• _Your instructions_
Copy every line of the listing that holds the string "Registry".

• _Records provided_
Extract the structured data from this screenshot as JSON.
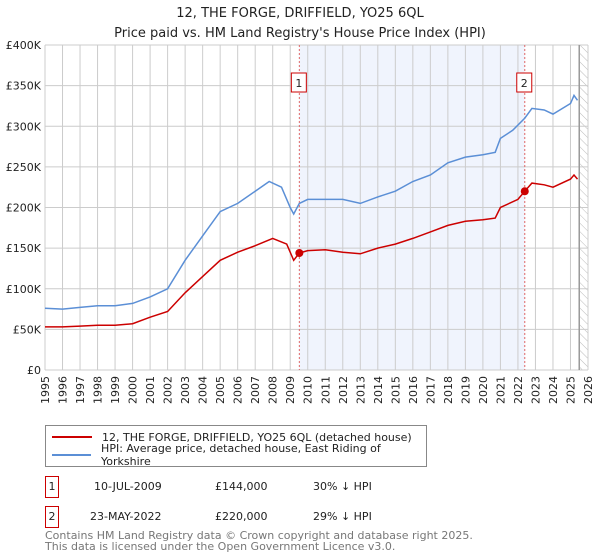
{
  "chart_data": {
    "type": "line",
    "title": "12, THE FORGE, DRIFFIELD, YO25 6QL",
    "subtitle": "Price paid vs. HM Land Registry's House Price Index (HPI)",
    "xlim": [
      1995,
      2026
    ],
    "ylim": [
      0,
      400000
    ],
    "x_ticks": [
      "1995",
      "1996",
      "1997",
      "1998",
      "1999",
      "2000",
      "2001",
      "2002",
      "2003",
      "2004",
      "2005",
      "2006",
      "2007",
      "2008",
      "2009",
      "2010",
      "2011",
      "2012",
      "2013",
      "2014",
      "2015",
      "2016",
      "2017",
      "2018",
      "2019",
      "2020",
      "2021",
      "2022",
      "2023",
      "2024",
      "2025",
      "2026"
    ],
    "y_ticks": [
      {
        "v": 0,
        "label": "£0"
      },
      {
        "v": 50000,
        "label": "£50K"
      },
      {
        "v": 100000,
        "label": "£100K"
      },
      {
        "v": 150000,
        "label": "£150K"
      },
      {
        "v": 200000,
        "label": "£200K"
      },
      {
        "v": 250000,
        "label": "£250K"
      },
      {
        "v": 300000,
        "label": "£300K"
      },
      {
        "v": 350000,
        "label": "£350K"
      },
      {
        "v": 400000,
        "label": "£400K"
      }
    ],
    "grid": true,
    "legend_placement": "bottom",
    "shaded_range": [
      2009.52,
      2022.39
    ],
    "forecast_hatch_from": 2025.5,
    "series": [
      {
        "name": "12, THE FORGE, DRIFFIELD, YO25 6QL (detached house)",
        "color": "#cc0000",
        "x": [
          1995,
          1996,
          1997,
          1998,
          1999,
          2000,
          2001,
          2002,
          2003,
          2004,
          2005,
          2006,
          2007,
          2008,
          2008.8,
          2009.2,
          2009.52,
          2010,
          2011,
          2012,
          2013,
          2014,
          2015,
          2016,
          2017,
          2018,
          2019,
          2020,
          2020.7,
          2021,
          2022,
          2022.39,
          2022.8,
          2023.5,
          2024,
          2025,
          2025.2,
          2025.4
        ],
        "y": [
          53000,
          53000,
          54000,
          55000,
          55000,
          57000,
          65000,
          72000,
          95000,
          115000,
          135000,
          145000,
          153000,
          162000,
          155000,
          135000,
          144000,
          147000,
          148000,
          145000,
          143000,
          150000,
          155000,
          162000,
          170000,
          178000,
          183000,
          185000,
          187000,
          200000,
          210000,
          220000,
          230000,
          228000,
          225000,
          235000,
          240000,
          235000
        ]
      },
      {
        "name": "HPI: Average price, detached house, East Riding of Yorkshire",
        "color": "#5b8fd6",
        "x": [
          1995,
          1996,
          1997,
          1998,
          1999,
          2000,
          2001,
          2002,
          2003,
          2004,
          2005,
          2006,
          2007,
          2007.8,
          2008.5,
          2009.0,
          2009.2,
          2009.52,
          2010,
          2011,
          2012,
          2013,
          2014,
          2015,
          2016,
          2017,
          2018,
          2019,
          2020,
          2020.7,
          2021,
          2021.7,
          2022.39,
          2022.8,
          2023.5,
          2024,
          2025,
          2025.2,
          2025.4
        ],
        "y": [
          76000,
          75000,
          77000,
          79000,
          79000,
          82000,
          90000,
          100000,
          135000,
          165000,
          195000,
          205000,
          220000,
          232000,
          225000,
          200000,
          192000,
          205000,
          210000,
          210000,
          210000,
          205000,
          213000,
          220000,
          232000,
          240000,
          255000,
          262000,
          265000,
          268000,
          285000,
          295000,
          310000,
          322000,
          320000,
          315000,
          328000,
          338000,
          332000
        ]
      }
    ],
    "sales": [
      {
        "id": "1",
        "x": 2009.52,
        "y": 144000,
        "date": "10-JUL-2009",
        "price": "£144,000",
        "hpi_diff": "30% ↓ HPI"
      },
      {
        "id": "2",
        "x": 2022.39,
        "y": 220000,
        "date": "23-MAY-2022",
        "price": "£220,000",
        "hpi_diff": "29% ↓ HPI"
      }
    ]
  },
  "footer": {
    "line1": "Contains HM Land Registry data © Crown copyright and database right 2025.",
    "line2": "This data is licensed under the Open Government Licence v3.0."
  }
}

• _Expected answer_
    "subtitle": "Price paid vs. HM Land Registry's House Price Index (HPI)",
    "line1": "Contains HM Land Registry data © Crown copyright and database right 2025.",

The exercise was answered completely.